── EXTRAIT PRÉSENTÉ ──
Pas facile d’être né après l’an 2000… Ce n’était pas « mieux avant », non, la jeunesse vivait déjà dans l’angoisse de lendemains qui chantaient faux, mais Léo, Mathis, Antoine et Ana, les quatre membres de Mauvais Sang, témoignent dans leur rock tout en reliefs d’idées noires nourries par les mutations de la nature et les manipulations mondiales dont ils sont les témoins. Entretien avec le guitariste du groupe…
Votre album précédent s’appelait « La Flore ». Le nouveau « La Faune ». Pourquoi ces références au monde naturel ?
Mathis Saunier : « En fait, La Flore était notre EP. La Faune découle de La Flore. L’idée, à travers ces deux thèmes, était de retrouver quelque chose d’assez primitif, d’assez naturel, autant dans notre son que dans les sujets qu’on aborde. Beaucoup de morceaux traitent de l’écologie. Ils ont été conçus dans la forêt. C’était assez chouette de retrouver quelque chose d’organique. »
Vous avez enregistré en forêt ?
Mathis Saunier :« Non, non. En fait, on a la chance de disposer de la maison de la grand-mère du chanteur, une vieille bâtisse en bordure de Chamonix. Dès qu’on monte, on est en forêt ; on faisait beaucoup de randonnées, ce qui nous a poussés à revenir à quelque chose d’assez naturel. On a ressenti le besoin de retrouver quelque chose d’animal dans notre rapport au son. »
L’album avait été annoncé par un titre consacré à l’impossibilité de se baigner dans la Seine. Pourquoi cette drôle d’idée ?
Mathis Saunier : « C’est une réaction que beaucoup de jeunes ont eu récemment, au moment des Jeux Olympiques. Moi, je ne suis pas du tout parisien mais tout le monde sait que la Seine est extrêmement polluée. Quand les politiques ont lancé l’idée qu’elle pouvait être nettoyée, ils voulaient juste cacher la poussière sous le tapis. C’est ce que dit la chanson : oui, la Seine est belle en surface mais qu’est-ce qui se cache au-dessous ? Antoine, le batteur, a réalisé un clip où il parle de la pollution à travers l’image d’une baleine gigantesque, un peu comme dans le Château ambulant d’Hayao Miyazaki : une espèce de monstre organique qui s’est créé à partir de nos déchets et qui vit sous la Seine. »
Sur ce nouvel album, il est notamment question d’une humanité qui n’apprend pas de ses erreurs ou qui est contrainte de fuir le monde. Qui, chez vous, écrit les paroles ?
───
── DONNÉES ENREGISTRÉES ──
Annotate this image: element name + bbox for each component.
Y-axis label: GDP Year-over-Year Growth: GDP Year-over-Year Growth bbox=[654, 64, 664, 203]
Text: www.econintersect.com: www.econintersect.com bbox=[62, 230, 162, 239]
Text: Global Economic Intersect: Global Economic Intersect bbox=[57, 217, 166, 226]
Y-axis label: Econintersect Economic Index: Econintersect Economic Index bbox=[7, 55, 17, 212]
───
- **À FAIRE**
(1) D'après l'entretien avec le groupe Mauvais Sang, où se trouve la maison de la grand-mère du chanteur ?
(2) Prolongez l'entretien avec le groupe Mauvais Sang à partir de sa dernière phrase.

- **RÉPONSES**
(1) En bordure de Chamonix.

(2)
Mathis Saunier : « On les écrit à deux, avec Léo Simond, le chanteur. Lui, justement, s’informe beaucoup. Il est assez engagé politiquement. Ce sont des sujets qui nous parlent. On voit bien la montée des extrêmes. On sent que la parole est de plus en plus agressive, pas seulement à la télévision ou sur les réseaux sociaux, même au café ou dans la vie quotidienne. On se dit qu’il y a beaucoup de choses que notre génération n’a pas comprises. Nos chansons sont marquées par un besoin de prendre conscience qui nous concerne tous, nous les premiers. L’album ne se veut pas moralisateur. On réfléchit d’abord sur nous-mêmes. »
Avec La peau ou Modèle, vous posez beaucoup de questions sur notre société faite d’apparences. Le rock joue pourtant lui aussi très souvent avec les apparences, depuis ses origines, depuis les débuts d’Elvis Presley à la télévision, en 1956…
Mathis Saunier : « Le rapport au corps, le rapport à l’image… Les thèmes abordés sur l’album sont très généraux , ce sont les questions que se posent les jeunes. Nous, on a entre 20 et 25 ans et on est la première génération qui a grandi avec les réseaux sociaux. Notre rapport au corps est complètement biaisé. Là où, avant, on avait des icônes qui passaient à la télé (vous mentionnez Elvis Presley mais je pense aussi aux acteurs, aux top models…), aujourd’hui, les corps sont exhibés partout et tout le temps. Sur Instagram, on passe notre temps à se comparer. Beaucoup d’entre nous souffrent de cette comparaison. Notamment notre chanteur. On a tous un gros manque de confiance en soi qu’on voulait mettre en avant à travers nos chansons. C’est une question qui intéresse beaucoup de jeunes. Vous parliez d’Elvis Presley mais on est l’opposé même de la rock star. On est un peu des losers, nous. Notre moyen d’expression, c’est notre musique, c’est le rock. Mais nous ne sommes pas les porte-paroles d’un rock à la Artic Monkeys. On n’a pas cette aura-là… »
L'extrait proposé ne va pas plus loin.